* INSTRUCTIONS TO FOLLOW: Filter the lines below, copying only those with the string "object".

━━━━━━━━

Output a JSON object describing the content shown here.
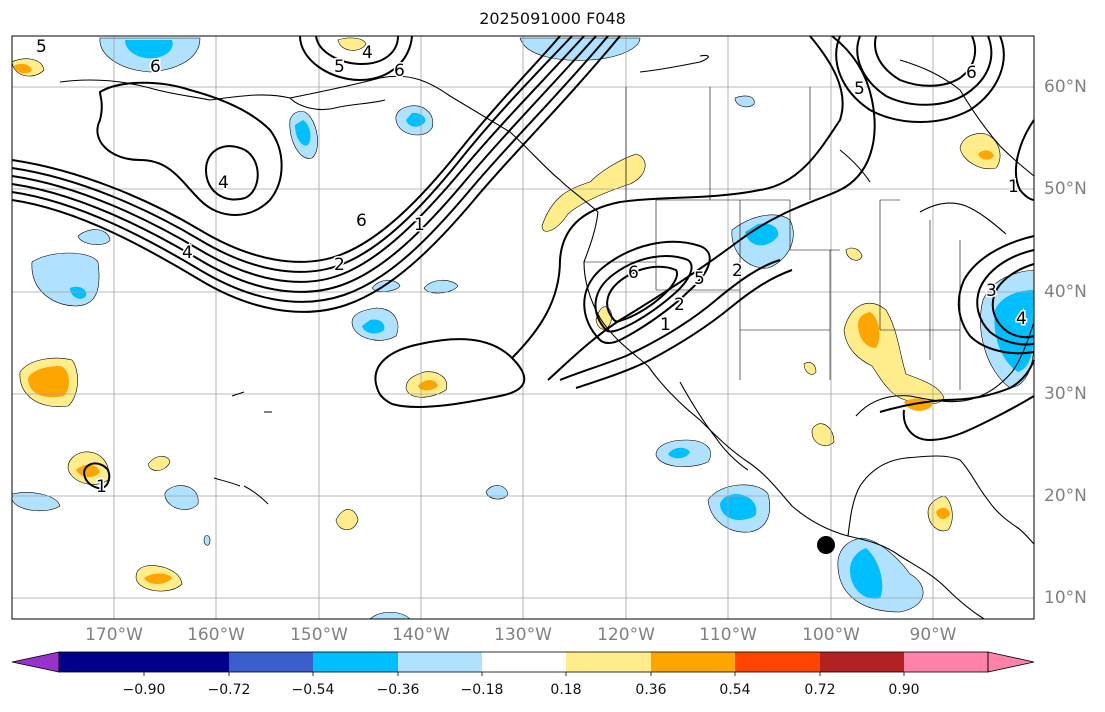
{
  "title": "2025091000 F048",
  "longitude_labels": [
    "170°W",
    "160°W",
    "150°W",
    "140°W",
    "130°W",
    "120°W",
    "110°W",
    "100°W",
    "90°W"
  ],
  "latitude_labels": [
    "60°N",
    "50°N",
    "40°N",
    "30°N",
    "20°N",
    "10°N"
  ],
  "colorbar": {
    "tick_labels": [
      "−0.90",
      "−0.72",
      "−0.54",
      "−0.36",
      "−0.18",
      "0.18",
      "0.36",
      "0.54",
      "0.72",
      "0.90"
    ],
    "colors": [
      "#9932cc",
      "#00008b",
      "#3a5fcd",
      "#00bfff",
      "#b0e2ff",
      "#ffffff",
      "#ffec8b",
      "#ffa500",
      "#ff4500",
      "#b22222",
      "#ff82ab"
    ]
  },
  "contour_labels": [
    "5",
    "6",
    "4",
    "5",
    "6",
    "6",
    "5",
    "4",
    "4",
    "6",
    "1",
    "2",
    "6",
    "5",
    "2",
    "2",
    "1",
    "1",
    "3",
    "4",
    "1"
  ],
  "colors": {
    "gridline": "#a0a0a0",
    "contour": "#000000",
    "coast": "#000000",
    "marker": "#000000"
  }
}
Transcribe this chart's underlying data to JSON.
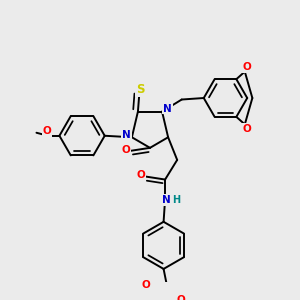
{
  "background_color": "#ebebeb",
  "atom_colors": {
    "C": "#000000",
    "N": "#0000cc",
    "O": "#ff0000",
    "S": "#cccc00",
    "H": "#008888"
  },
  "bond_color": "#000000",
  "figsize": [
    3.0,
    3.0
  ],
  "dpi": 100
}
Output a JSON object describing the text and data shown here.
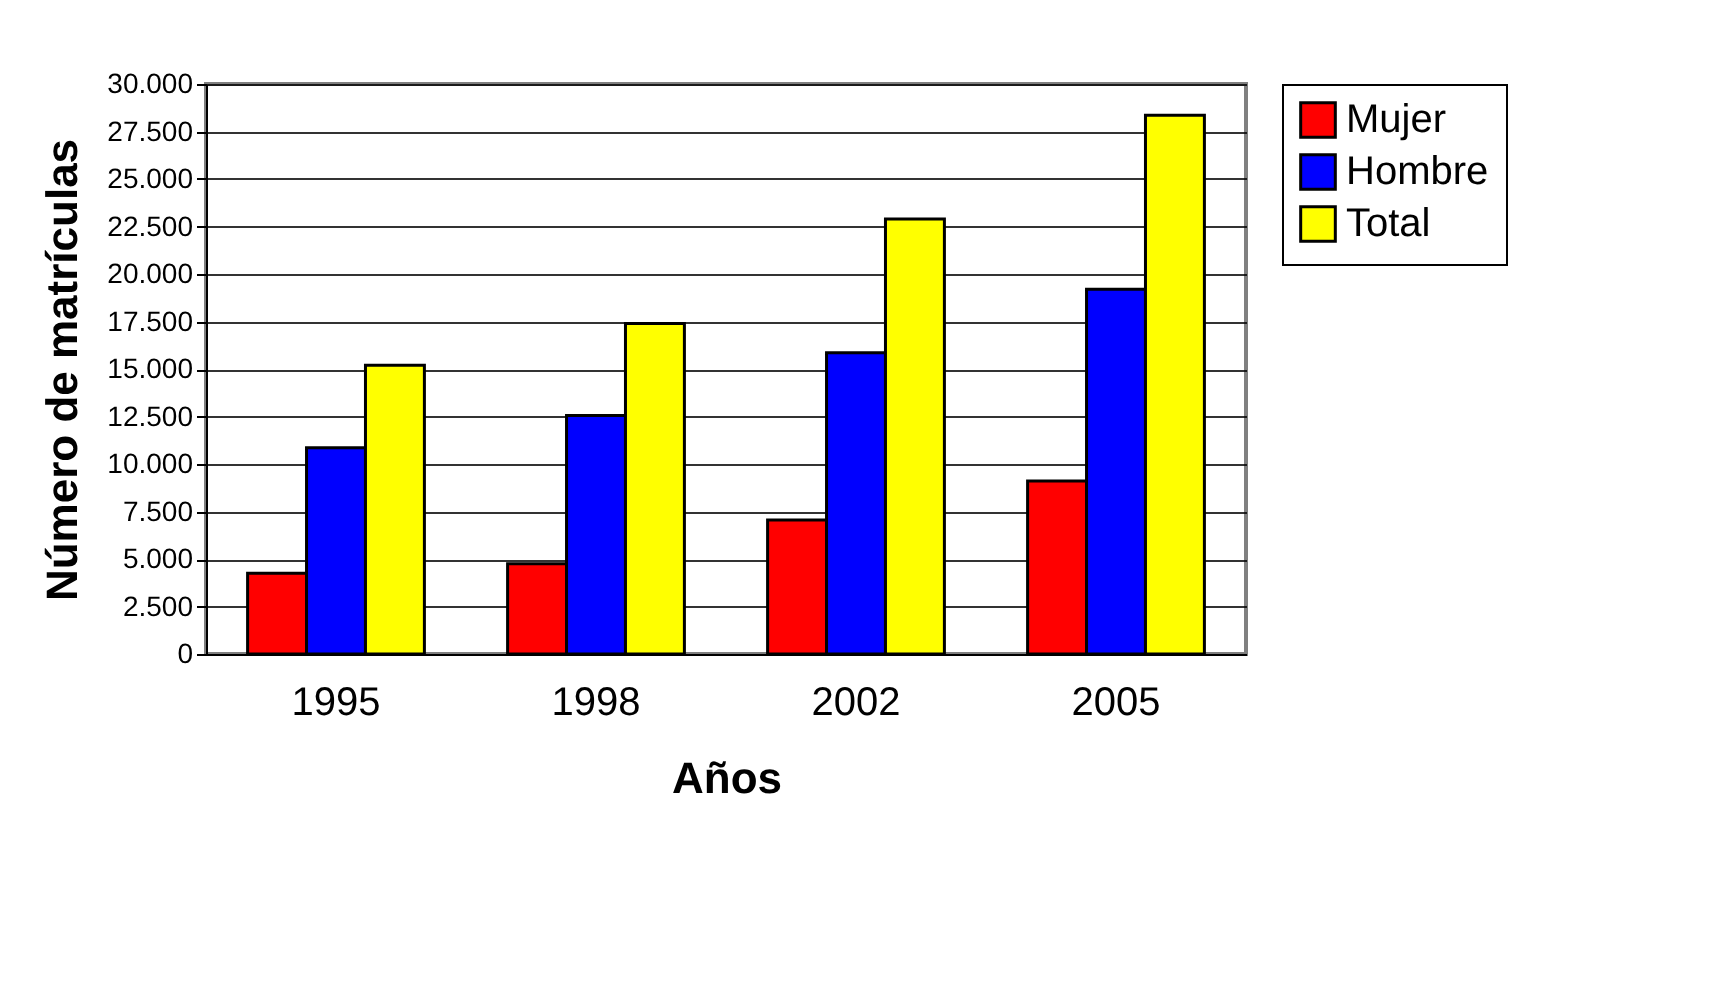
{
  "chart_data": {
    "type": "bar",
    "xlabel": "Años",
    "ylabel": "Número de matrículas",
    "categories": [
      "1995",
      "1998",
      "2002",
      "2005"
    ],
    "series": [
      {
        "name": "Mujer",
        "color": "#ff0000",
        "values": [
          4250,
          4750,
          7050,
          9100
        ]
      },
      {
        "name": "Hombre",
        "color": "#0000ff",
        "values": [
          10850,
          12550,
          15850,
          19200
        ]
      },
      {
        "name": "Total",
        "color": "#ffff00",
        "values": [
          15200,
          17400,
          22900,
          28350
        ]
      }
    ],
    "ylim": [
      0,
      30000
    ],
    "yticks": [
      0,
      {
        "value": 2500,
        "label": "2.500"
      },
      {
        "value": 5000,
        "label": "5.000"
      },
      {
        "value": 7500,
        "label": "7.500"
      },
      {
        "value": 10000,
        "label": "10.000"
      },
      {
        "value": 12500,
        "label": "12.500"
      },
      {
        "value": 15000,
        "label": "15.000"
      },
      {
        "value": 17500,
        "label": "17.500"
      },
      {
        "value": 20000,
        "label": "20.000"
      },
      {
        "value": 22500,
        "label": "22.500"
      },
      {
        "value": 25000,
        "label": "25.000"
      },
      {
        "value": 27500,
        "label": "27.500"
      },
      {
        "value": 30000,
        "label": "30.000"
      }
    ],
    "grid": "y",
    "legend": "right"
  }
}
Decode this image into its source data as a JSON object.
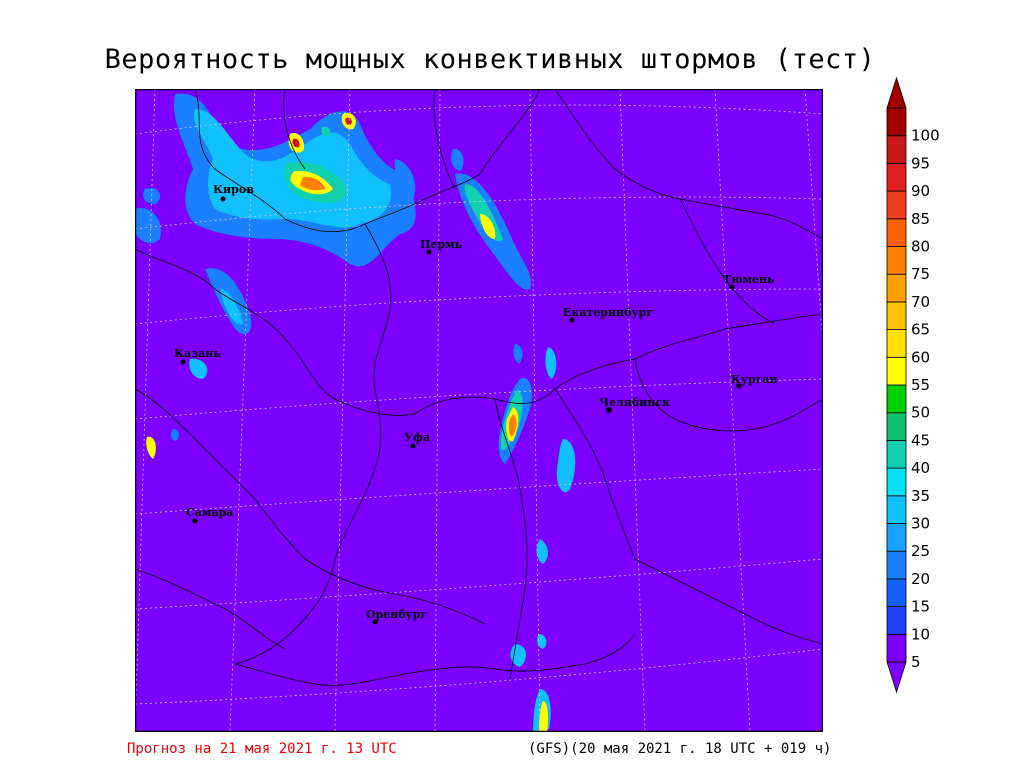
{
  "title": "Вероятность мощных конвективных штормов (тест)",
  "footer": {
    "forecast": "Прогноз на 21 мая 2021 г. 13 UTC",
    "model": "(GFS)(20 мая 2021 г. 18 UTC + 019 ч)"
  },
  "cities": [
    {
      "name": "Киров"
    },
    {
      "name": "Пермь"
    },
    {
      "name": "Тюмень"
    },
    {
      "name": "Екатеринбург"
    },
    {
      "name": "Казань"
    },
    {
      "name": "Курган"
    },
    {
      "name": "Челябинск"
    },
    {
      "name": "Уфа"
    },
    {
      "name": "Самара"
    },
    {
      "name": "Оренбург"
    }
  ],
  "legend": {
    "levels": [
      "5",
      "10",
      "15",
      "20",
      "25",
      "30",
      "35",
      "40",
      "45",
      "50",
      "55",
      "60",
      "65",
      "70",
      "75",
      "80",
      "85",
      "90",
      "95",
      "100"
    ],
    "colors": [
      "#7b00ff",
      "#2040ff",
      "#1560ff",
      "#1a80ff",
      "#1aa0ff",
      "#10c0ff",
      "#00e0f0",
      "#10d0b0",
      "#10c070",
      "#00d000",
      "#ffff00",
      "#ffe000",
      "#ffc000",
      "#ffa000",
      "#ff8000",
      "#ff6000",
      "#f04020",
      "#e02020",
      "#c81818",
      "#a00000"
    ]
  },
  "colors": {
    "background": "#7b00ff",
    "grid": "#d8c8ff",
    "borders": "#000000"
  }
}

━━━━━━━━

* COMPLETE RESPONSE:
Output a JSON object describing the content shown here.
Output a JSON object describing the text and data shown here.
Decode this image into its source data as a JSON object.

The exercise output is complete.